INPUT:
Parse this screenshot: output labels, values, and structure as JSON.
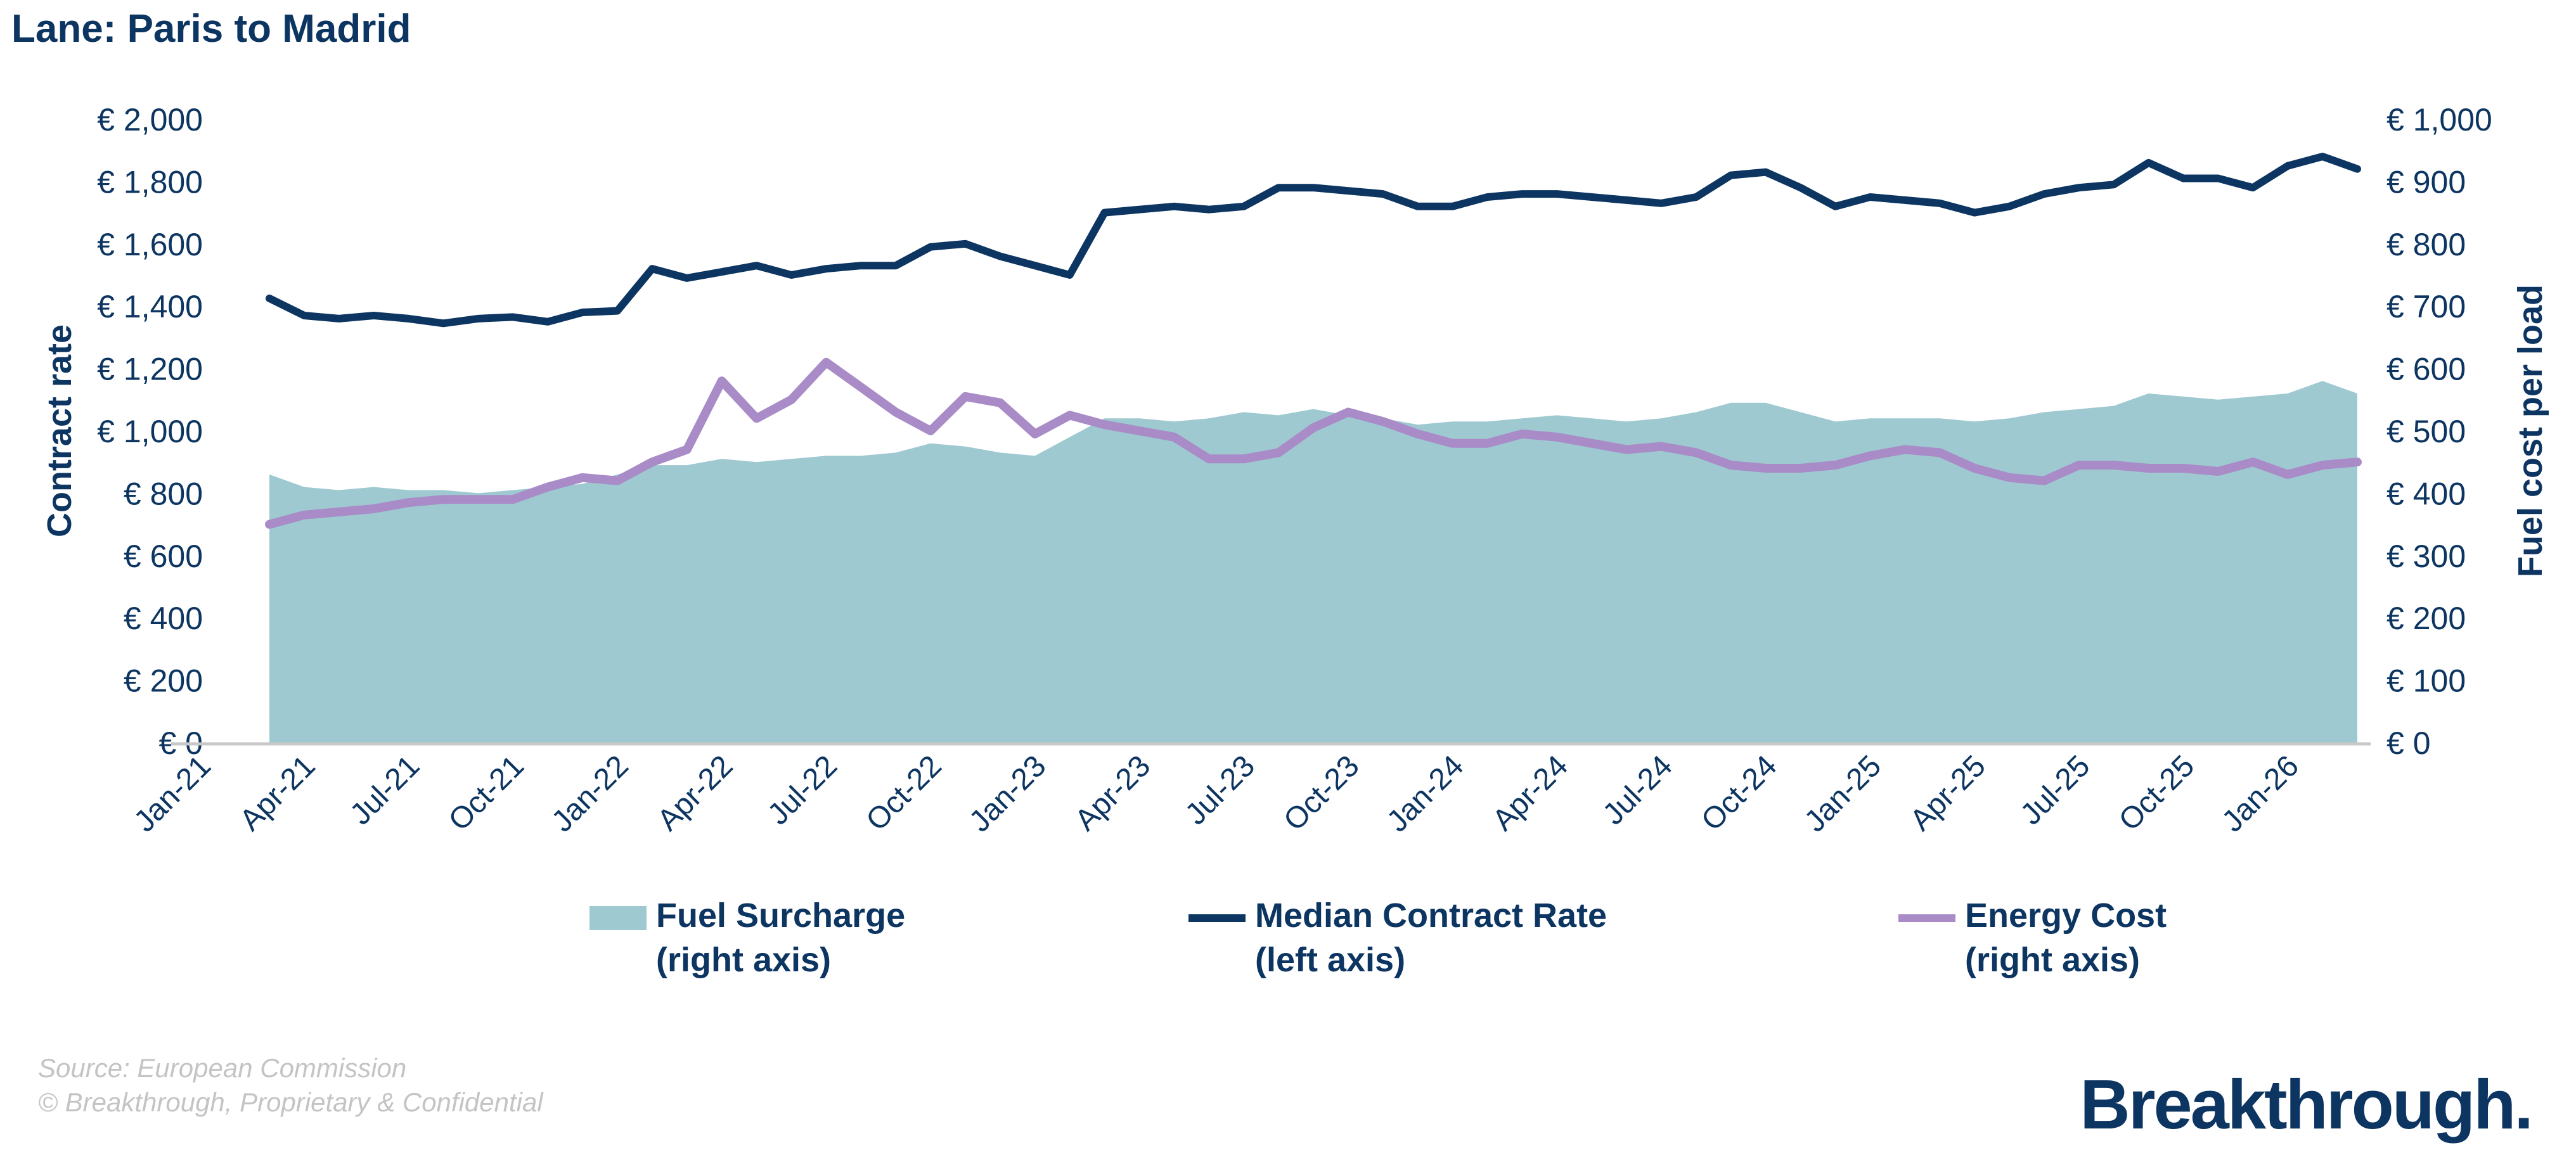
{
  "title": "Lane: Paris to Madrid",
  "chart_data": {
    "type": "line",
    "title": "Lane: Paris to Madrid",
    "x_label": "",
    "y_label_left": "Contract rate",
    "y_label_right": "Fuel cost per load",
    "ylim_left": [
      0,
      2000
    ],
    "ylim_right": [
      0,
      1000
    ],
    "y_ticks_left": [
      "€ 0",
      "€ 200",
      "€ 400",
      "€ 600",
      "€ 800",
      "€ 1,000",
      "€ 1,200",
      "€ 1,400",
      "€ 1,600",
      "€ 1,800",
      "€ 2,000"
    ],
    "y_ticks_right": [
      "€ 0",
      "€ 100",
      "€ 200",
      "€ 300",
      "€ 400",
      "€ 500",
      "€ 600",
      "€ 700",
      "€ 800",
      "€ 900",
      "€ 1,000"
    ],
    "x_ticks": [
      "Jan-21",
      "Apr-21",
      "Jul-21",
      "Oct-21",
      "Jan-22",
      "Apr-22",
      "Jul-22",
      "Oct-22",
      "Jan-23",
      "Apr-23",
      "Jul-23",
      "Oct-23",
      "Jan-24",
      "Apr-24",
      "Jul-24",
      "Oct-24",
      "Jan-25",
      "Apr-25",
      "Jul-25",
      "Oct-25",
      "Jan-26"
    ],
    "grid": false,
    "legend_placement": "bottom",
    "x": [
      "2021-03",
      "2021-04",
      "2021-05",
      "2021-06",
      "2021-07",
      "2021-08",
      "2021-09",
      "2021-10",
      "2021-11",
      "2021-12",
      "2022-01",
      "2022-02",
      "2022-03",
      "2022-04",
      "2022-05",
      "2022-06",
      "2022-07",
      "2022-08",
      "2022-09",
      "2022-10",
      "2022-11",
      "2022-12",
      "2023-01",
      "2023-02",
      "2023-03",
      "2023-04",
      "2023-05",
      "2023-06",
      "2023-07",
      "2023-08",
      "2023-09",
      "2023-10",
      "2023-11",
      "2023-12",
      "2024-01",
      "2024-02",
      "2024-03",
      "2024-04",
      "2024-05",
      "2024-06",
      "2024-07",
      "2024-08",
      "2024-09",
      "2024-10",
      "2024-11",
      "2024-12",
      "2025-01",
      "2025-02",
      "2025-03",
      "2025-04",
      "2025-05",
      "2025-06",
      "2025-07",
      "2025-08",
      "2025-09",
      "2025-10",
      "2025-11",
      "2025-12",
      "2026-01",
      "2026-02",
      "2026-03"
    ],
    "series": [
      {
        "name": "Fuel Surcharge\n(right axis)",
        "type": "area",
        "axis": "right",
        "color": "#9ec9d1",
        "values": [
          430,
          410,
          405,
          410,
          405,
          405,
          400,
          405,
          410,
          415,
          430,
          445,
          445,
          455,
          450,
          455,
          460,
          460,
          465,
          480,
          475,
          465,
          460,
          490,
          520,
          520,
          515,
          520,
          530,
          525,
          535,
          525,
          520,
          510,
          515,
          515,
          520,
          525,
          520,
          515,
          520,
          530,
          545,
          545,
          530,
          515,
          520,
          520,
          520,
          515,
          520,
          530,
          535,
          540,
          560,
          555,
          550,
          555,
          560,
          580,
          560
        ]
      },
      {
        "name": "Median Contract Rate\n(left axis)",
        "type": "line",
        "axis": "left",
        "color": "#0d3561",
        "values": [
          1425,
          1370,
          1360,
          1370,
          1360,
          1345,
          1360,
          1365,
          1350,
          1380,
          1385,
          1520,
          1490,
          1510,
          1530,
          1500,
          1520,
          1530,
          1530,
          1590,
          1600,
          1560,
          1530,
          1500,
          1700,
          1710,
          1720,
          1710,
          1720,
          1780,
          1780,
          1770,
          1760,
          1720,
          1720,
          1750,
          1760,
          1760,
          1750,
          1740,
          1730,
          1750,
          1820,
          1830,
          1780,
          1720,
          1750,
          1740,
          1730,
          1700,
          1720,
          1760,
          1780,
          1790,
          1860,
          1810,
          1810,
          1780,
          1850,
          1880,
          1840
        ]
      },
      {
        "name": "Energy Cost\n(right axis)",
        "type": "line",
        "axis": "right",
        "color": "#a98bc7",
        "values": [
          350,
          365,
          370,
          375,
          385,
          390,
          390,
          390,
          410,
          425,
          420,
          450,
          470,
          580,
          520,
          550,
          610,
          570,
          530,
          500,
          555,
          545,
          495,
          525,
          510,
          500,
          490,
          455,
          455,
          465,
          505,
          530,
          515,
          495,
          480,
          480,
          495,
          490,
          480,
          470,
          475,
          465,
          445,
          440,
          440,
          445,
          460,
          470,
          465,
          440,
          425,
          420,
          445,
          445,
          440,
          440,
          435,
          450,
          430,
          445,
          450
        ]
      }
    ]
  },
  "legend": [
    {
      "line1": "Fuel Surcharge",
      "line2": "(right axis)"
    },
    {
      "line1": "Median Contract Rate",
      "line2": "(left axis)"
    },
    {
      "line1": "Energy Cost",
      "line2": "(right axis)"
    }
  ],
  "footer": {
    "source": "Source: European Commission",
    "copyright": "© Breakthrough, Proprietary & Confidential"
  },
  "logo": "Breakthrough."
}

PROMPT: Collect every line above that contains the word "Contract".

WORKED SOLUTION:
    "y_label_left": "Contract rate",
        "name": "Median Contract Rate\n(left axis)",
      "line1": "Median Contract Rate",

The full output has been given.